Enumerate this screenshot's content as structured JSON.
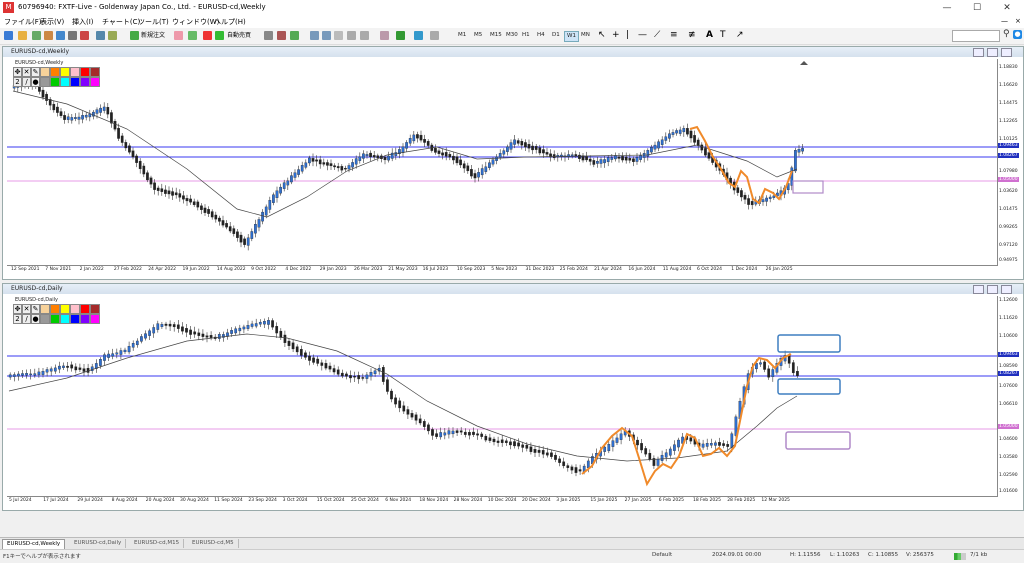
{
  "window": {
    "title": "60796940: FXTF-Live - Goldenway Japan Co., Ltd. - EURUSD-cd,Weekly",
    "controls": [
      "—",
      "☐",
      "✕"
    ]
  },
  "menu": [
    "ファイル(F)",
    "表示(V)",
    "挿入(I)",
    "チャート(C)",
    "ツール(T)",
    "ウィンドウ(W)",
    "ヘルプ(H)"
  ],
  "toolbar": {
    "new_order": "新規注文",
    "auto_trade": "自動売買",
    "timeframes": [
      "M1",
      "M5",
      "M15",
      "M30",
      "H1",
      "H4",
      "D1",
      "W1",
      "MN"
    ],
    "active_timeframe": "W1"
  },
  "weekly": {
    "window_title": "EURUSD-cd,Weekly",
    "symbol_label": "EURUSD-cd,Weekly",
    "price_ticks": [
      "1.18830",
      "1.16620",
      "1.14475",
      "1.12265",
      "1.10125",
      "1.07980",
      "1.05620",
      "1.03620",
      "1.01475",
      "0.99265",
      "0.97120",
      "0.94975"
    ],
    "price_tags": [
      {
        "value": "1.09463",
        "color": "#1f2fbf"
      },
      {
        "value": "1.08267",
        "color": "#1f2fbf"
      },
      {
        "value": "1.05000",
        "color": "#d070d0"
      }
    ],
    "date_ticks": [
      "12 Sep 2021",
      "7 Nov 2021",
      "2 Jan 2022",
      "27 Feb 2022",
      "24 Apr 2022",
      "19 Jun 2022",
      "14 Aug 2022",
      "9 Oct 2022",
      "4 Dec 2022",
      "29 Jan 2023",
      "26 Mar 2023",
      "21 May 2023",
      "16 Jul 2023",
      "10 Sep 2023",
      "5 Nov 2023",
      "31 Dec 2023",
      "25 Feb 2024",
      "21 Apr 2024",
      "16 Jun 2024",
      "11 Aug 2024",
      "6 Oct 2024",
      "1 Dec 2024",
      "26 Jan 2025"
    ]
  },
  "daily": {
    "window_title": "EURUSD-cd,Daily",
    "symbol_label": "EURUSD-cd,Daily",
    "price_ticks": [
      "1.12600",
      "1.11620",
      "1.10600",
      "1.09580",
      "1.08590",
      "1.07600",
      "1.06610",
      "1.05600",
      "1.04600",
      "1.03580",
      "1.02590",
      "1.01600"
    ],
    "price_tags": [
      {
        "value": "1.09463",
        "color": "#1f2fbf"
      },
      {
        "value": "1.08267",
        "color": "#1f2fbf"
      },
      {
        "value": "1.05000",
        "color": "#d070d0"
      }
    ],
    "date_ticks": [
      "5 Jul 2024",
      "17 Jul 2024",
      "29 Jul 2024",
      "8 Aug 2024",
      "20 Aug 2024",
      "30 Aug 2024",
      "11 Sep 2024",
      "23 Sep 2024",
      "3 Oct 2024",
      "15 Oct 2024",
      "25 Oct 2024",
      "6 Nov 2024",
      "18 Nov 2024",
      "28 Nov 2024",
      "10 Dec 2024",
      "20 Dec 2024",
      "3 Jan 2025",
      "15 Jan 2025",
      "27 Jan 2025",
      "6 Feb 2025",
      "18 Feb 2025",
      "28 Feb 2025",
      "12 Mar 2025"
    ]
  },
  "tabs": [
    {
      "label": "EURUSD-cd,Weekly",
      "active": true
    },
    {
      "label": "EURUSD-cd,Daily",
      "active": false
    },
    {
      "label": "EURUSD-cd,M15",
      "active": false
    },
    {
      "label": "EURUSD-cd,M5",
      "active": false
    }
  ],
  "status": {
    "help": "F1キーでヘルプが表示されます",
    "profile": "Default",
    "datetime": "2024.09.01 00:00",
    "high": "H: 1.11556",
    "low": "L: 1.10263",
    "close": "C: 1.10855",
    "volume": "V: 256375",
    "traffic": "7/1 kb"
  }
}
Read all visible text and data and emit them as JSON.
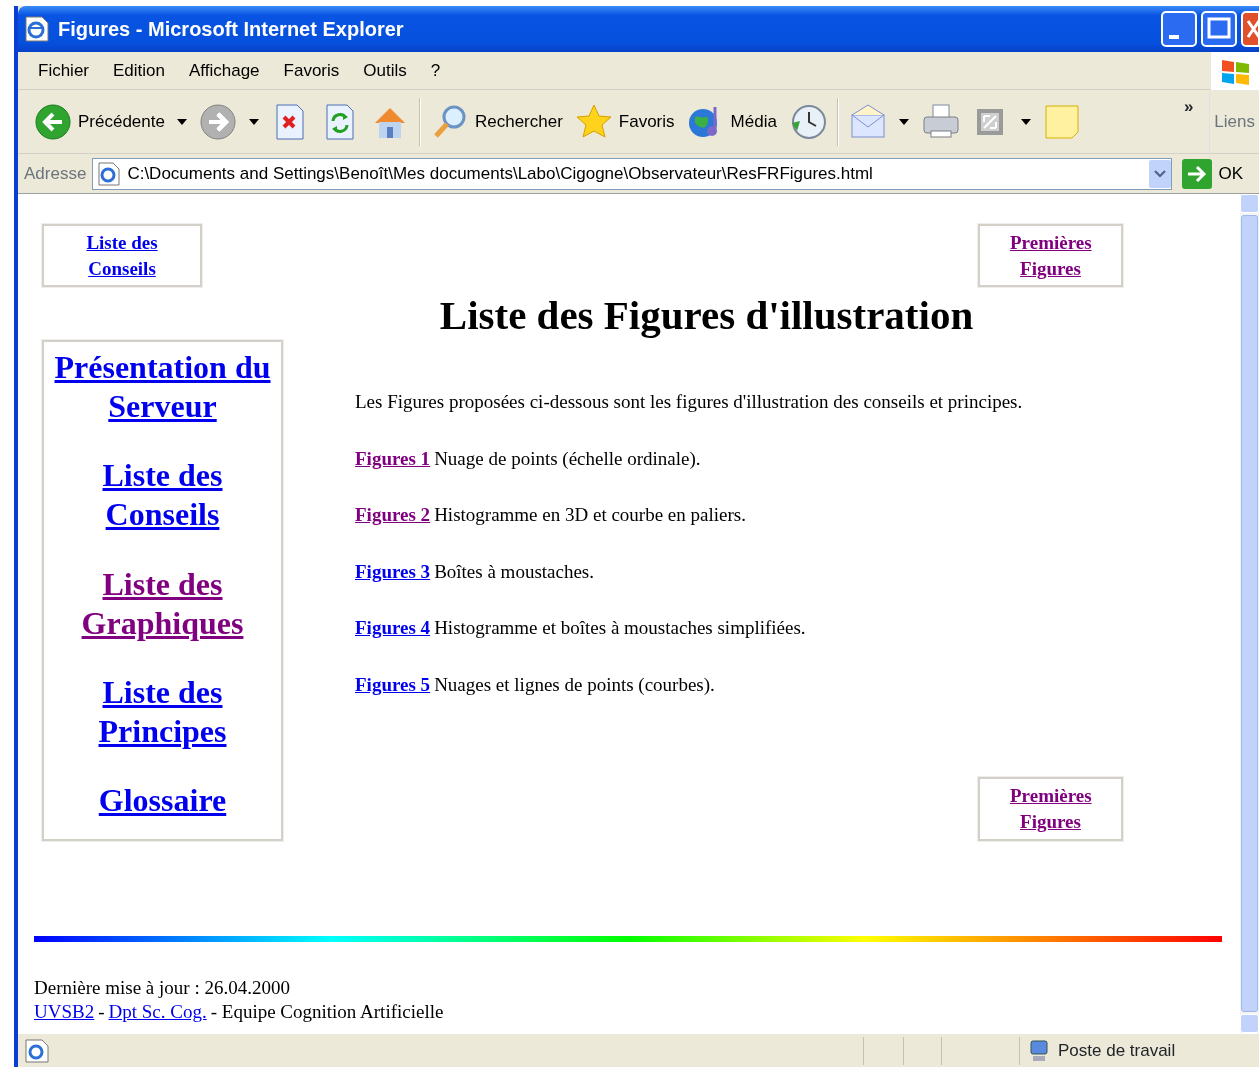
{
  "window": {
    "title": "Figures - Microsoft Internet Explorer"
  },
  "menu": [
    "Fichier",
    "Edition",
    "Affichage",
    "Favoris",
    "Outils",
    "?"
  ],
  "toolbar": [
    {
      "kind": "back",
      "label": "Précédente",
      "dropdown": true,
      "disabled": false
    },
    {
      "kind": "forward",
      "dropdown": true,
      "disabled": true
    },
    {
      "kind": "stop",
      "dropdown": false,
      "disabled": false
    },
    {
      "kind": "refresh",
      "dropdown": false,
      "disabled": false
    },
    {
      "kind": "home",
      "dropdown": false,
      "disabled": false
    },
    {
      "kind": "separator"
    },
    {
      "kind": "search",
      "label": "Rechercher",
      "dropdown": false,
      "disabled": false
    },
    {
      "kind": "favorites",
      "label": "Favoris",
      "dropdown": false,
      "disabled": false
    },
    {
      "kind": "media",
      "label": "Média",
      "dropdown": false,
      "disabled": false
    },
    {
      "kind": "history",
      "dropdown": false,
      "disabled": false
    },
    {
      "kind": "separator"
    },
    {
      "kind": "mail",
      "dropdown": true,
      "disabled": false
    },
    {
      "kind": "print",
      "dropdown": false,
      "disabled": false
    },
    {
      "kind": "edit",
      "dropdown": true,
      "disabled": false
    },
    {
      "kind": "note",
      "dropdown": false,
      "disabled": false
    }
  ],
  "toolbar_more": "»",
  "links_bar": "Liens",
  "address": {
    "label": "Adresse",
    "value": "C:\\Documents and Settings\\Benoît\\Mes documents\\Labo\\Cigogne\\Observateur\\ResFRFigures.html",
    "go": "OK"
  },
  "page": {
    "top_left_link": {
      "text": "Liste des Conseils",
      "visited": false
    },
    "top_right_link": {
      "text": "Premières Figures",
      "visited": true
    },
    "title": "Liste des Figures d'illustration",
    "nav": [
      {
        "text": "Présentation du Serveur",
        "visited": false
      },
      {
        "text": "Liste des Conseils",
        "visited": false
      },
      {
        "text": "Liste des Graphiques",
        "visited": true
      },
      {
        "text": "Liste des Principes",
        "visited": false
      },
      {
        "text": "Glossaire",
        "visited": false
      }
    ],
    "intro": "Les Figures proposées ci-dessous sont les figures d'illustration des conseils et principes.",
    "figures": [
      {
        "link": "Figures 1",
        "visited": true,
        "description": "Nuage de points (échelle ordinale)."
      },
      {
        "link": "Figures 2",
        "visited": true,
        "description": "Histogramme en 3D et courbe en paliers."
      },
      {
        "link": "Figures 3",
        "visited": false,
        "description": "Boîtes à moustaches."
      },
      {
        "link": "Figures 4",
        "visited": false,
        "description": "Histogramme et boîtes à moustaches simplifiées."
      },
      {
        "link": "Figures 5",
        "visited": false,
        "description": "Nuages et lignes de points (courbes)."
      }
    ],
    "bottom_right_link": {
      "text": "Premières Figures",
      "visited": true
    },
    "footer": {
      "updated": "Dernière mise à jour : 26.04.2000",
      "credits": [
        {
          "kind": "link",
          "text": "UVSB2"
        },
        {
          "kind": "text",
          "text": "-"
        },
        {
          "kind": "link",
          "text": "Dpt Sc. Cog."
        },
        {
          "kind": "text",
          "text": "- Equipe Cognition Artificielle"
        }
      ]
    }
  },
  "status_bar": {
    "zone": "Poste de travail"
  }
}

## WHAT TO PRODUCE
Each entry above is to be written out again unchanged, apart from the pictures, which are left out.

## SOLUTION FOR THIS EXERCISE
Enumerate this screenshot's content as structured JSON.
{
  "window": {
    "title": "60796940: FXTF-Live - Goldenway Japan Co., Ltd. - EURUSD-cd,Weekly",
    "controls": [
      "—",
      "☐",
      "✕"
    ]
  },
  "menu": [
    "ファイル(F)",
    "表示(V)",
    "挿入(I)",
    "チャート(C)",
    "ツール(T)",
    "ウィンドウ(W)",
    "ヘルプ(H)"
  ],
  "toolbar": {
    "new_order": "新規注文",
    "auto_trade": "自動売買",
    "timeframes": [
      "M1",
      "M5",
      "M15",
      "M30",
      "H1",
      "H4",
      "D1",
      "W1",
      "MN"
    ],
    "active_timeframe": "W1"
  },
  "weekly": {
    "window_title": "EURUSD-cd,Weekly",
    "symbol_label": "EURUSD-cd,Weekly",
    "price_ticks": [
      "1.18830",
      "1.16620",
      "1.14475",
      "1.12265",
      "1.10125",
      "1.07980",
      "1.05620",
      "1.03620",
      "1.01475",
      "0.99265",
      "0.97120",
      "0.94975"
    ],
    "price_tags": [
      {
        "value": "1.09463",
        "color": "#1f2fbf"
      },
      {
        "value": "1.08267",
        "color": "#1f2fbf"
      },
      {
        "value": "1.05000",
        "color": "#d070d0"
      }
    ],
    "date_ticks": [
      "12 Sep 2021",
      "7 Nov 2021",
      "2 Jan 2022",
      "27 Feb 2022",
      "24 Apr 2022",
      "19 Jun 2022",
      "14 Aug 2022",
      "9 Oct 2022",
      "4 Dec 2022",
      "29 Jan 2023",
      "26 Mar 2023",
      "21 May 2023",
      "16 Jul 2023",
      "10 Sep 2023",
      "5 Nov 2023",
      "31 Dec 2023",
      "25 Feb 2024",
      "21 Apr 2024",
      "16 Jun 2024",
      "11 Aug 2024",
      "6 Oct 2024",
      "1 Dec 2024",
      "26 Jan 2025"
    ]
  },
  "daily": {
    "window_title": "EURUSD-cd,Daily",
    "symbol_label": "EURUSD-cd,Daily",
    "price_ticks": [
      "1.12600",
      "1.11620",
      "1.10600",
      "1.09580",
      "1.08590",
      "1.07600",
      "1.06610",
      "1.05600",
      "1.04600",
      "1.03580",
      "1.02590",
      "1.01600"
    ],
    "price_tags": [
      {
        "value": "1.09463",
        "color": "#1f2fbf"
      },
      {
        "value": "1.08267",
        "color": "#1f2fbf"
      },
      {
        "value": "1.05000",
        "color": "#d070d0"
      }
    ],
    "date_ticks": [
      "5 Jul 2024",
      "17 Jul 2024",
      "29 Jul 2024",
      "8 Aug 2024",
      "20 Aug 2024",
      "30 Aug 2024",
      "11 Sep 2024",
      "23 Sep 2024",
      "3 Oct 2024",
      "15 Oct 2024",
      "25 Oct 2024",
      "6 Nov 2024",
      "18 Nov 2024",
      "28 Nov 2024",
      "10 Dec 2024",
      "20 Dec 2024",
      "3 Jan 2025",
      "15 Jan 2025",
      "27 Jan 2025",
      "6 Feb 2025",
      "18 Feb 2025",
      "28 Feb 2025",
      "12 Mar 2025"
    ]
  },
  "tabs": [
    {
      "label": "EURUSD-cd,Weekly",
      "active": true
    },
    {
      "label": "EURUSD-cd,Daily",
      "active": false
    },
    {
      "label": "EURUSD-cd,M15",
      "active": false
    },
    {
      "label": "EURUSD-cd,M5",
      "active": false
    }
  ],
  "status": {
    "help": "F1キーでヘルプが表示されます",
    "profile": "Default",
    "datetime": "2024.09.01 00:00",
    "high": "H: 1.11556",
    "low": "L: 1.10263",
    "close": "C: 1.10855",
    "volume": "V: 256375",
    "traffic": "7/1 kb"
  }
}
Read all visible text and data and emit them as JSON.
{
  "window": {
    "title": "Figures - Microsoft Internet Explorer"
  },
  "menu": [
    "Fichier",
    "Edition",
    "Affichage",
    "Favoris",
    "Outils",
    "?"
  ],
  "toolbar": [
    {
      "kind": "back",
      "label": "Précédente",
      "dropdown": true,
      "disabled": false
    },
    {
      "kind": "forward",
      "dropdown": true,
      "disabled": true
    },
    {
      "kind": "stop",
      "dropdown": false,
      "disabled": false
    },
    {
      "kind": "refresh",
      "dropdown": false,
      "disabled": false
    },
    {
      "kind": "home",
      "dropdown": false,
      "disabled": false
    },
    {
      "kind": "separator"
    },
    {
      "kind": "search",
      "label": "Rechercher",
      "dropdown": false,
      "disabled": false
    },
    {
      "kind": "favorites",
      "label": "Favoris",
      "dropdown": false,
      "disabled": false
    },
    {
      "kind": "media",
      "label": "Média",
      "dropdown": false,
      "disabled": false
    },
    {
      "kind": "history",
      "dropdown": false,
      "disabled": false
    },
    {
      "kind": "separator"
    },
    {
      "kind": "mail",
      "dropdown": true,
      "disabled": false
    },
    {
      "kind": "print",
      "dropdown": false,
      "disabled": false
    },
    {
      "kind": "edit",
      "dropdown": true,
      "disabled": false
    },
    {
      "kind": "note",
      "dropdown": false,
      "disabled": false
    }
  ],
  "toolbar_more": "»",
  "links_bar": "Liens",
  "address": {
    "label": "Adresse",
    "value": "C:\\Documents and Settings\\Benoît\\Mes documents\\Labo\\Cigogne\\Observateur\\ResFRFigures.html",
    "go": "OK"
  },
  "page": {
    "top_left_link": {
      "text": "Liste des Conseils",
      "visited": false
    },
    "top_right_link": {
      "text": "Premières Figures",
      "visited": true
    },
    "title": "Liste des Figures d'illustration",
    "nav": [
      {
        "text": "Présentation du Serveur",
        "visited": false
      },
      {
        "text": "Liste des Conseils",
        "visited": false
      },
      {
        "text": "Liste des Graphiques",
        "visited": true
      },
      {
        "text": "Liste des Principes",
        "visited": false
      },
      {
        "text": "Glossaire",
        "visited": false
      }
    ],
    "intro": "Les Figures proposées ci-dessous sont les figures d'illustration des conseils et principes.",
    "figures": [
      {
        "link": "Figures 1",
        "visited": true,
        "description": "Nuage de points (échelle ordinale)."
      },
      {
        "link": "Figures 2",
        "visited": true,
        "description": "Histogramme en 3D et courbe en paliers."
      },
      {
        "link": "Figures 3",
        "visited": false,
        "description": "Boîtes à moustaches."
      },
      {
        "link": "Figures 4",
        "visited": false,
        "description": "Histogramme et boîtes à moustaches simplifiées."
      },
      {
        "link": "Figures 5",
        "visited": false,
        "description": "Nuages et lignes de points (courbes)."
      }
    ],
    "bottom_right_link": {
      "text": "Premières Figures",
      "visited": true
    },
    "footer": {
      "updated": "Dernière mise à jour : 26.04.2000",
      "credits": [
        {
          "kind": "link",
          "text": "UVSB2"
        },
        {
          "kind": "text",
          "text": "-"
        },
        {
          "kind": "link",
          "text": "Dpt Sc. Cog."
        },
        {
          "kind": "text",
          "text": "- Equipe Cognition Artificielle"
        }
      ]
    }
  },
  "status_bar": {
    "zone": "Poste de travail"
  }
}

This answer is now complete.